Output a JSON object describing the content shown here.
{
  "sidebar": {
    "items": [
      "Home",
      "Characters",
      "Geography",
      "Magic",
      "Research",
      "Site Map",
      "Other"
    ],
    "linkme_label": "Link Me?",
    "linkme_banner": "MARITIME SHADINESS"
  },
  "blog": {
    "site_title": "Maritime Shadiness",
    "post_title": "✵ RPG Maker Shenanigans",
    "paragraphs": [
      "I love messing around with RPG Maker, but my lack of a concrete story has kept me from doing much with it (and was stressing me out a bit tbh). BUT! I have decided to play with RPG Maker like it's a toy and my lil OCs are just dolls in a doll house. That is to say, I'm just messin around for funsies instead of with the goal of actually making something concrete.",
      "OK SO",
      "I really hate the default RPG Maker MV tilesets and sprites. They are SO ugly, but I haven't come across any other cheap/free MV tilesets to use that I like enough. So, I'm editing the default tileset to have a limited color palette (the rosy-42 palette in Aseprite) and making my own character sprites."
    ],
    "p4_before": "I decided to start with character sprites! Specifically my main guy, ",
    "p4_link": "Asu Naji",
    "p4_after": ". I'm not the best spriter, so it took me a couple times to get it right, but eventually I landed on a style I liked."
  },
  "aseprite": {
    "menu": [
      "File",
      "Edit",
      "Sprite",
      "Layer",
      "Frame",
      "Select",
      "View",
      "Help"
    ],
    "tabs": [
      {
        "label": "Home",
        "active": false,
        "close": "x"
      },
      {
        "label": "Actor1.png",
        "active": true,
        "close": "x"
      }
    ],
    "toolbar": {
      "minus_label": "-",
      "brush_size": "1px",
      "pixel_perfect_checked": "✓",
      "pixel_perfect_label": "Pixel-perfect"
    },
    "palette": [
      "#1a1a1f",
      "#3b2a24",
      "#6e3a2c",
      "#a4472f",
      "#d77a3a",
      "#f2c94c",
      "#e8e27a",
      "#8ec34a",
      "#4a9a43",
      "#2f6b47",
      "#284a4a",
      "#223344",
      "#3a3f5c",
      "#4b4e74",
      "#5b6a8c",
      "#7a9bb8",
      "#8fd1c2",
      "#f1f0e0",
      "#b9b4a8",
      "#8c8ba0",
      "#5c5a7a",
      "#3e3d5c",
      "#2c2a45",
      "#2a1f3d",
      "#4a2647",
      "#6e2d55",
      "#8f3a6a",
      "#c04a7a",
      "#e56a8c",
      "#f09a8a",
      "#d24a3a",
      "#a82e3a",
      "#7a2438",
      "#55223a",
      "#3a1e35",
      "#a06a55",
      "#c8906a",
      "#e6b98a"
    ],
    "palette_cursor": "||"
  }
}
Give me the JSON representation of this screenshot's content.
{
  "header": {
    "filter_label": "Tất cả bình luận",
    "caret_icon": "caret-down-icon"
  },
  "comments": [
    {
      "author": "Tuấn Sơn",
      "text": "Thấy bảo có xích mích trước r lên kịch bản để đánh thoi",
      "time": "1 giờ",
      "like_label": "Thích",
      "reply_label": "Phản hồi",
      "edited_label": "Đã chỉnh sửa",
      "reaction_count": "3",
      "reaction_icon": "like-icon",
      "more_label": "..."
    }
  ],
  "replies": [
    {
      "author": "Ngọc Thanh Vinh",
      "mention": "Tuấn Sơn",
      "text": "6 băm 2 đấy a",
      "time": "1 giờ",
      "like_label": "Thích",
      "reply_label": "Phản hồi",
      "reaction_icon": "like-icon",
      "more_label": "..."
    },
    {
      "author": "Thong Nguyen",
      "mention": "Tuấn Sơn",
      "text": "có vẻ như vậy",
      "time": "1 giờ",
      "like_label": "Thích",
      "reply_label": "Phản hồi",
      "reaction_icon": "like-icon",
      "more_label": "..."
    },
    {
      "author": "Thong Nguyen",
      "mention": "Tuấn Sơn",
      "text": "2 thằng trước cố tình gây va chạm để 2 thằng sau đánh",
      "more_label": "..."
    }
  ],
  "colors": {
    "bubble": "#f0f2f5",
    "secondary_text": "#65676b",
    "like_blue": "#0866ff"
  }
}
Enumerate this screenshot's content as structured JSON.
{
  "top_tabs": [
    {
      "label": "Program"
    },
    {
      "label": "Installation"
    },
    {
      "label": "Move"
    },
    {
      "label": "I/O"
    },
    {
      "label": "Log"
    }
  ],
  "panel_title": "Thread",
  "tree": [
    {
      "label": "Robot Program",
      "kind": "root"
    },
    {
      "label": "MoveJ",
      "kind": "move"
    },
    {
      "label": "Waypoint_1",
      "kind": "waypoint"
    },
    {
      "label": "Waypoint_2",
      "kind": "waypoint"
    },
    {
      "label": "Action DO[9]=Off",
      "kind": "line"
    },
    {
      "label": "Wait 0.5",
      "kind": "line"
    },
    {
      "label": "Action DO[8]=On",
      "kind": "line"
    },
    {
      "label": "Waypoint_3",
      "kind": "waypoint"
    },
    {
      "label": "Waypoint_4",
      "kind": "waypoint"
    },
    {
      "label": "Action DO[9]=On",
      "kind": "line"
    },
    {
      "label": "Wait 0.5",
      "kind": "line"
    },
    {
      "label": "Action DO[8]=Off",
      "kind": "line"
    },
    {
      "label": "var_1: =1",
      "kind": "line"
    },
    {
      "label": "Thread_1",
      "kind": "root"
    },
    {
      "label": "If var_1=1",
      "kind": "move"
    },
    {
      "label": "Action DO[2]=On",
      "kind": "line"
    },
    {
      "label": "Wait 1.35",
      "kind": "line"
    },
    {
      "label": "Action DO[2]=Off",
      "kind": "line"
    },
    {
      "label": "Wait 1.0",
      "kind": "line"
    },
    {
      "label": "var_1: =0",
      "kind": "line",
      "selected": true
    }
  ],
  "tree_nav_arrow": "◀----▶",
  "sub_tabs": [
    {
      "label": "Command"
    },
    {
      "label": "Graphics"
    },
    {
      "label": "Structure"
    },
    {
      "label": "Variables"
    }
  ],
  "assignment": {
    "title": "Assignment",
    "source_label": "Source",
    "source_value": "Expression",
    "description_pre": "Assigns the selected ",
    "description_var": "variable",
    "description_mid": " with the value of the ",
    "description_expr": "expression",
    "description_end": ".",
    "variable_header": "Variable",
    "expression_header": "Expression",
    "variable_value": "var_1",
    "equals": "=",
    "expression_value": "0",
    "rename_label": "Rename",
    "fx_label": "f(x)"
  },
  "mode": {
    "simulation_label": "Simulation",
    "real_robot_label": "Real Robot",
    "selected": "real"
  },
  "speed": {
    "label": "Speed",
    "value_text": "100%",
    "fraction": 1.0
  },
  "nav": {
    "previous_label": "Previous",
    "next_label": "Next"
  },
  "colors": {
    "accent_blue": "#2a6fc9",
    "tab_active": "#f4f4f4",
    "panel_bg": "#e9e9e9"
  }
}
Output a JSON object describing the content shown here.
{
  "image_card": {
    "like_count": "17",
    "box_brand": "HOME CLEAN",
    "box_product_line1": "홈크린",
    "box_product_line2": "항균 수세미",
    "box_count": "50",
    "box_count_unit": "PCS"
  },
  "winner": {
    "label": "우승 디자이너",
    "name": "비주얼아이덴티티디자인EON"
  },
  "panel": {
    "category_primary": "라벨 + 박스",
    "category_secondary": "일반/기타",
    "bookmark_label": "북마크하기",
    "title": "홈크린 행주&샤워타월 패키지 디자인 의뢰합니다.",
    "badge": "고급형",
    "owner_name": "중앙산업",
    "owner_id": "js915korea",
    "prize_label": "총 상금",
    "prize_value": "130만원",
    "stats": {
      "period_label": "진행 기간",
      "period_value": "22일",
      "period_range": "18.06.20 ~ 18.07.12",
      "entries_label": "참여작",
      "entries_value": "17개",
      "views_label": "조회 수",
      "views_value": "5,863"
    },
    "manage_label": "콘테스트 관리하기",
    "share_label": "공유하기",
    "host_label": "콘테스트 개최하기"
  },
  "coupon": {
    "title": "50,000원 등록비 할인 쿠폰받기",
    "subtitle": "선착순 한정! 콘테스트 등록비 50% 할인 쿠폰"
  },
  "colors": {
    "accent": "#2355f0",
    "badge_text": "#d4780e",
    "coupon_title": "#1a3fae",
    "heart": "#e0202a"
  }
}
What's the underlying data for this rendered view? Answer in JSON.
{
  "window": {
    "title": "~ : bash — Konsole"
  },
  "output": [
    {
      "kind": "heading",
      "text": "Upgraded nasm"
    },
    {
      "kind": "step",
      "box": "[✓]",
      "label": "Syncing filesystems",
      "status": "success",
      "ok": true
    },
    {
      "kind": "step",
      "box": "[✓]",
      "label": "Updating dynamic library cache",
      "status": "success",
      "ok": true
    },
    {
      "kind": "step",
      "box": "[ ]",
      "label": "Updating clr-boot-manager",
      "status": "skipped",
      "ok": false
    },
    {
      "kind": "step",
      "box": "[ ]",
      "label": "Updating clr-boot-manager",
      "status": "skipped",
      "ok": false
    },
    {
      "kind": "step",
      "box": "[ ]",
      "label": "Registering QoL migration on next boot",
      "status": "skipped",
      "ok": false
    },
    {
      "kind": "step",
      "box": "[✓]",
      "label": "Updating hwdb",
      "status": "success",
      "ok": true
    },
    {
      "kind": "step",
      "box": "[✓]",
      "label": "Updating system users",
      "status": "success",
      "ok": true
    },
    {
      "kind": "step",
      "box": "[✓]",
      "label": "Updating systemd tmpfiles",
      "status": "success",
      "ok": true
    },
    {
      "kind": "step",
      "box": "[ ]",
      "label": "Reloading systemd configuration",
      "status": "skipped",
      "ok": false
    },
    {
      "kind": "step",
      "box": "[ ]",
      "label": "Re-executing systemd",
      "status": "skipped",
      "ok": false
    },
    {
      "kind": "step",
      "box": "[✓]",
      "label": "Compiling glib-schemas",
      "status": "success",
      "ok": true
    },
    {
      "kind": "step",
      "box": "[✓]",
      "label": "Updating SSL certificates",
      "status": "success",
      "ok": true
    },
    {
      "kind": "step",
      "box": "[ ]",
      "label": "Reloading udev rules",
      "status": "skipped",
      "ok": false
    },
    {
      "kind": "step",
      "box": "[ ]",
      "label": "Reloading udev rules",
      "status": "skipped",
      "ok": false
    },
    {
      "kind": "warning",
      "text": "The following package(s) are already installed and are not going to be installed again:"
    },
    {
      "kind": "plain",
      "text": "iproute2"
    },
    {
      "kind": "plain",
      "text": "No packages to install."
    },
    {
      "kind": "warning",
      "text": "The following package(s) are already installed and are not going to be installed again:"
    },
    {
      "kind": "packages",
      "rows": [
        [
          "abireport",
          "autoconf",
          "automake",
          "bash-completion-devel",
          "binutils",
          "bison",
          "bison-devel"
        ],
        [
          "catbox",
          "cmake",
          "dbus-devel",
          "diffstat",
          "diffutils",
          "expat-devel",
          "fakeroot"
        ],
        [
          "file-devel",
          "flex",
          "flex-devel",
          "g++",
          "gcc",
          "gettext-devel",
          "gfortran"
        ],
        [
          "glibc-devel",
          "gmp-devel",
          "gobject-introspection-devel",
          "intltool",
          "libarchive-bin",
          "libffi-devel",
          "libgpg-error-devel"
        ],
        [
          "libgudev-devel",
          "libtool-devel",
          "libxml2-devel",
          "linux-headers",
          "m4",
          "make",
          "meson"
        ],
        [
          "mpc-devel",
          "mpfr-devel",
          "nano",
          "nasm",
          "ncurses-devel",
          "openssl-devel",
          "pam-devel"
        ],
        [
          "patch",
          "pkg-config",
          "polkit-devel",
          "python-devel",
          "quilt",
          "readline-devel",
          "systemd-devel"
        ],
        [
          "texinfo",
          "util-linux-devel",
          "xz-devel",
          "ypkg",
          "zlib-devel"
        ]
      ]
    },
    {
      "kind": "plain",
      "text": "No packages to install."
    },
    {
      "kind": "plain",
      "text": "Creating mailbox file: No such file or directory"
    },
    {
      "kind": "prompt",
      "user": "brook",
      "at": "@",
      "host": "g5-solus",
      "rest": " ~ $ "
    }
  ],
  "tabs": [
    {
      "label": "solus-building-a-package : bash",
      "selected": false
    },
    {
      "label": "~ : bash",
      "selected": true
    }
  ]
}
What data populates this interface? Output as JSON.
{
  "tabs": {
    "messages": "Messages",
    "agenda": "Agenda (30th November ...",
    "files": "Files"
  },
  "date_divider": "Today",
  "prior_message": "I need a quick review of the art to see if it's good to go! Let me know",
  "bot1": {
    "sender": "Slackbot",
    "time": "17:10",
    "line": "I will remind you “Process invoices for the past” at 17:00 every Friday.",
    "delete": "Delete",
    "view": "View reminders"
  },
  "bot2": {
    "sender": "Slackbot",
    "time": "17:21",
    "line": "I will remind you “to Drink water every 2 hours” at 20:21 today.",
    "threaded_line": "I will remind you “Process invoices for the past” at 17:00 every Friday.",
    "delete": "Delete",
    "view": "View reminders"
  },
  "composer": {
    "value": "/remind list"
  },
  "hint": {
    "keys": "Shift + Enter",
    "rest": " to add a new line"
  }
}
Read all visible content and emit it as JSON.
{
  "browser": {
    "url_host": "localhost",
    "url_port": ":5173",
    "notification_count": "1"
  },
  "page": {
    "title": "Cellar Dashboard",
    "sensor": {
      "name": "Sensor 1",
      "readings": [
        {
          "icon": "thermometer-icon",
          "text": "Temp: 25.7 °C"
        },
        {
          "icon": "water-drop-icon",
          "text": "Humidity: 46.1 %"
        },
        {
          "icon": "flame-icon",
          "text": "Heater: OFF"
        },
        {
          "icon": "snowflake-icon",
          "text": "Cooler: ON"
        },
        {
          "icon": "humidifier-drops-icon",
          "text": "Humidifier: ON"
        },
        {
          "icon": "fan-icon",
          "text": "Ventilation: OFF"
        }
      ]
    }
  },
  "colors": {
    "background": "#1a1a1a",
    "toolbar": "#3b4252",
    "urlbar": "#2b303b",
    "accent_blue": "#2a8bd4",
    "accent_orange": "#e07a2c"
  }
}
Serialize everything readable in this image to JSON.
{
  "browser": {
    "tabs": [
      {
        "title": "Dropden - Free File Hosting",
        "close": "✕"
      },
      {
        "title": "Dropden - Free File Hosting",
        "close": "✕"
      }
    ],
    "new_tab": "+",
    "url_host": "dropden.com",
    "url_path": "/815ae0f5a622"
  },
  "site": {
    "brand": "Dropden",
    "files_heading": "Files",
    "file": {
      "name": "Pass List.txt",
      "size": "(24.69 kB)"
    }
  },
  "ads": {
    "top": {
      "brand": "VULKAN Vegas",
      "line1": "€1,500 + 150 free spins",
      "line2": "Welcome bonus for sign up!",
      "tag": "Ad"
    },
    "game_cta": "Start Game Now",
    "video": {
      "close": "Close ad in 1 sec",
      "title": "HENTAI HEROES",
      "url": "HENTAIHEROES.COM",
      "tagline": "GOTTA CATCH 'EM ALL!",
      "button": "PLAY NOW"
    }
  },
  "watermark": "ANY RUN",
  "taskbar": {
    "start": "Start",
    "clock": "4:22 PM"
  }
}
_ _ _ _ _ _ _
## Problem to solve
Going through the entries above, tally each line that has the word "systemd". Answer with the number only.

## The answer
4